Entries taken from a collection
--- begin ---
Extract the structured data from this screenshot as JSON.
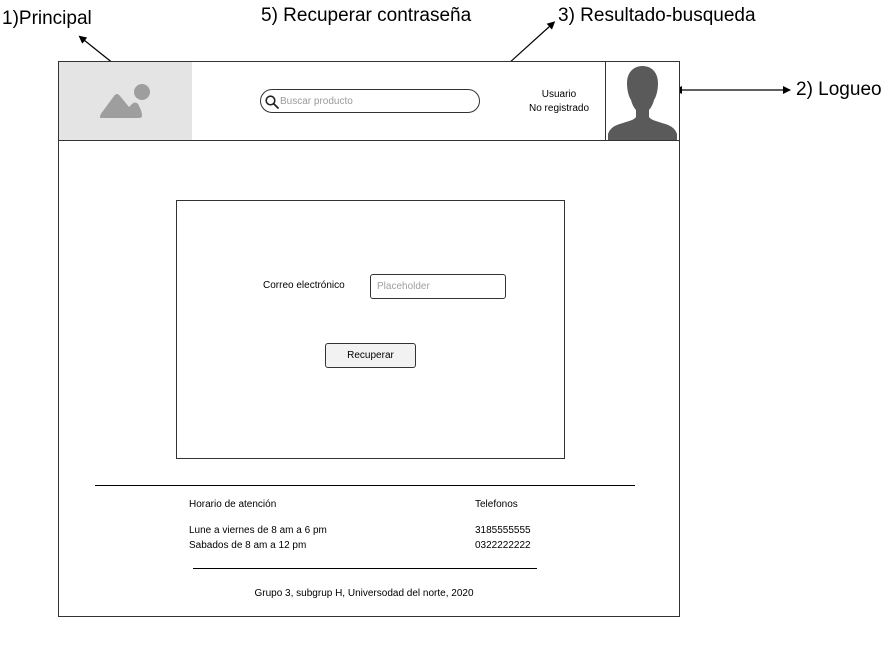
{
  "annotations": {
    "principal": "1)Principal",
    "recuperar": "5) Recuperar contraseña",
    "resultado": "3) Resultado-busqueda",
    "logueo": "2) Logueo"
  },
  "header": {
    "logo_icon": "image-placeholder-icon",
    "search_icon": "search-icon",
    "search_placeholder": "Buscar producto",
    "user_line1": "Usuario",
    "user_line2": "No registrado",
    "avatar_icon": "user-silhouette-icon"
  },
  "recovery_form": {
    "email_label": "Correo electrónico",
    "email_placeholder": "Placeholder",
    "email_value": "",
    "recover_button": "Recuperar"
  },
  "footer": {
    "hours_title": "Horario de atención",
    "hours_weekdays": "Lune a viernes de 8 am a 6 pm",
    "hours_saturday": "Sabados de 8 am a 12 pm",
    "phones_title": "Telefonos",
    "phone_1": "3185555555",
    "phone_2": "0322222222",
    "copyright": "Grupo 3, subgrup H, Universodad del norte, 2020"
  },
  "colors": {
    "logo_background": "#e4e4e4",
    "placeholder_shape": "#9e9e9e",
    "avatar_silhouette": "#5a5a5a",
    "border": "#333333"
  }
}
--- end ---
Leave out the pictures and copy every record above exactly.

-- Exercise result --
Extract the structured data from this screenshot as JSON.
{
  "annotations": {
    "principal": "1)Principal",
    "recuperar": "5) Recuperar contraseña",
    "resultado": "3) Resultado-busqueda",
    "logueo": "2) Logueo"
  },
  "header": {
    "logo_icon": "image-placeholder-icon",
    "search_icon": "search-icon",
    "search_placeholder": "Buscar producto",
    "user_line1": "Usuario",
    "user_line2": "No registrado",
    "avatar_icon": "user-silhouette-icon"
  },
  "recovery_form": {
    "email_label": "Correo electrónico",
    "email_placeholder": "Placeholder",
    "email_value": "",
    "recover_button": "Recuperar"
  },
  "footer": {
    "hours_title": "Horario de atención",
    "hours_weekdays": "Lune a viernes de 8 am a 6 pm",
    "hours_saturday": "Sabados de 8 am a 12 pm",
    "phones_title": "Telefonos",
    "phone_1": "3185555555",
    "phone_2": "0322222222",
    "copyright": "Grupo 3, subgrup H, Universodad del norte, 2020"
  },
  "colors": {
    "logo_background": "#e4e4e4",
    "placeholder_shape": "#9e9e9e",
    "avatar_silhouette": "#5a5a5a",
    "border": "#333333"
  }
}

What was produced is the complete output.